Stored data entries

+++

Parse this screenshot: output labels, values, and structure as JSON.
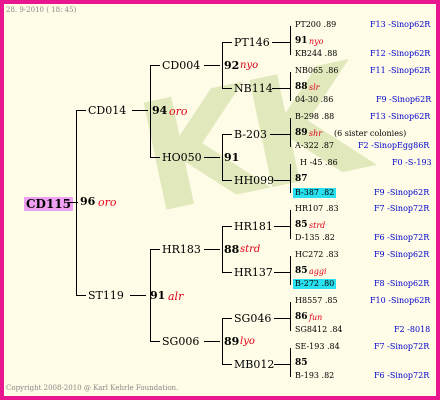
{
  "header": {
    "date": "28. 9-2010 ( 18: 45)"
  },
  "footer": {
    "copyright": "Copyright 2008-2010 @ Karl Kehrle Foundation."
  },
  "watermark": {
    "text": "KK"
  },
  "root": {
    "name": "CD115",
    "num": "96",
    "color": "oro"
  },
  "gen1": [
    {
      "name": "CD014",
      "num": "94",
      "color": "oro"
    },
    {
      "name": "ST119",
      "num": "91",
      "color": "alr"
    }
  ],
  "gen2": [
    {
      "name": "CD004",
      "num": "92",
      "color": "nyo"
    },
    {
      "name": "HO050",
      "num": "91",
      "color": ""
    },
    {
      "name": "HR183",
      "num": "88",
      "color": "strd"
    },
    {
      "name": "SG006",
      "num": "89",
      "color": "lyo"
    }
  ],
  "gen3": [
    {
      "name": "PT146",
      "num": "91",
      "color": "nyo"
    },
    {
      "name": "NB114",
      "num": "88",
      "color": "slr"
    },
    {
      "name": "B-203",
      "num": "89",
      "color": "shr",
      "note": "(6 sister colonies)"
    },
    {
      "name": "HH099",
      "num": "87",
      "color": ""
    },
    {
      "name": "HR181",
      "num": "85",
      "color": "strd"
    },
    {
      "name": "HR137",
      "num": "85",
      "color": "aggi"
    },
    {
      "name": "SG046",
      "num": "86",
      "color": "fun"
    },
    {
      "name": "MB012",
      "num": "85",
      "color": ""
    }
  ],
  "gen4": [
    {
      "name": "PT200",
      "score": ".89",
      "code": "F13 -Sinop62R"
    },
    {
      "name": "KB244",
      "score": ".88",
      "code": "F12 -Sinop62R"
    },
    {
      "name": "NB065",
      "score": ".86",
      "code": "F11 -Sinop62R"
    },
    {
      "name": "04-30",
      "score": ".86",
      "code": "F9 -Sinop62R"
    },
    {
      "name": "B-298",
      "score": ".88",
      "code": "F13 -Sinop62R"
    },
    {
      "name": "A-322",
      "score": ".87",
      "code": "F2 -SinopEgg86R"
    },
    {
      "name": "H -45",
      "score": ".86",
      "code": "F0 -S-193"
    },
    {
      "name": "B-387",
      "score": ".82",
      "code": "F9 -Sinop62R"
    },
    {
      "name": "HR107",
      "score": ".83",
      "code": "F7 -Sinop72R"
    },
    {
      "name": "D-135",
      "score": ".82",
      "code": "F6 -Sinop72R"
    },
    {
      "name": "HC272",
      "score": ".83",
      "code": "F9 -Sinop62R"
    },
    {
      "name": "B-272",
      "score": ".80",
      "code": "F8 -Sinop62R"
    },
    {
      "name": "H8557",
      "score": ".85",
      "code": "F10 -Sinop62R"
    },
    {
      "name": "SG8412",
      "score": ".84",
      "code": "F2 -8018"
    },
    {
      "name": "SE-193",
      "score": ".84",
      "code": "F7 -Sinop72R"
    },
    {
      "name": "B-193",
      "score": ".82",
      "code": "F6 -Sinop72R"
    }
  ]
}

+++

◆ SET TASK: Copy every line above word for word and exclude the pictures.

◆ CORRECT RESULT:
Parse this screenshot: output labels, values, and structure as JSON.
{
  "header": {
    "date": "28. 9-2010 ( 18: 45)"
  },
  "footer": {
    "copyright": "Copyright 2008-2010 @ Karl Kehrle Foundation."
  },
  "watermark": {
    "text": "KK"
  },
  "root": {
    "name": "CD115",
    "num": "96",
    "color": "oro"
  },
  "gen1": [
    {
      "name": "CD014",
      "num": "94",
      "color": "oro"
    },
    {
      "name": "ST119",
      "num": "91",
      "color": "alr"
    }
  ],
  "gen2": [
    {
      "name": "CD004",
      "num": "92",
      "color": "nyo"
    },
    {
      "name": "HO050",
      "num": "91",
      "color": ""
    },
    {
      "name": "HR183",
      "num": "88",
      "color": "strd"
    },
    {
      "name": "SG006",
      "num": "89",
      "color": "lyo"
    }
  ],
  "gen3": [
    {
      "name": "PT146",
      "num": "91",
      "color": "nyo"
    },
    {
      "name": "NB114",
      "num": "88",
      "color": "slr"
    },
    {
      "name": "B-203",
      "num": "89",
      "color": "shr",
      "note": "(6 sister colonies)"
    },
    {
      "name": "HH099",
      "num": "87",
      "color": ""
    },
    {
      "name": "HR181",
      "num": "85",
      "color": "strd"
    },
    {
      "name": "HR137",
      "num": "85",
      "color": "aggi"
    },
    {
      "name": "SG046",
      "num": "86",
      "color": "fun"
    },
    {
      "name": "MB012",
      "num": "85",
      "color": ""
    }
  ],
  "gen4": [
    {
      "name": "PT200",
      "score": ".89",
      "code": "F13 -Sinop62R"
    },
    {
      "name": "KB244",
      "score": ".88",
      "code": "F12 -Sinop62R"
    },
    {
      "name": "NB065",
      "score": ".86",
      "code": "F11 -Sinop62R"
    },
    {
      "name": "04-30",
      "score": ".86",
      "code": "F9 -Sinop62R"
    },
    {
      "name": "B-298",
      "score": ".88",
      "code": "F13 -Sinop62R"
    },
    {
      "name": "A-322",
      "score": ".87",
      "code": "F2 -SinopEgg86R"
    },
    {
      "name": "H -45",
      "score": ".86",
      "code": "F0 -S-193"
    },
    {
      "name": "B-387",
      "score": ".82",
      "code": "F9 -Sinop62R"
    },
    {
      "name": "HR107",
      "score": ".83",
      "code": "F7 -Sinop72R"
    },
    {
      "name": "D-135",
      "score": ".82",
      "code": "F6 -Sinop72R"
    },
    {
      "name": "HC272",
      "score": ".83",
      "code": "F9 -Sinop62R"
    },
    {
      "name": "B-272",
      "score": ".80",
      "code": "F8 -Sinop62R"
    },
    {
      "name": "H8557",
      "score": ".85",
      "code": "F10 -Sinop62R"
    },
    {
      "name": "SG8412",
      "score": ".84",
      "code": "F2 -8018"
    },
    {
      "name": "SE-193",
      "score": ".84",
      "code": "F7 -Sinop72R"
    },
    {
      "name": "B-193",
      "score": ".82",
      "code": "F6 -Sinop72R"
    }
  ]
}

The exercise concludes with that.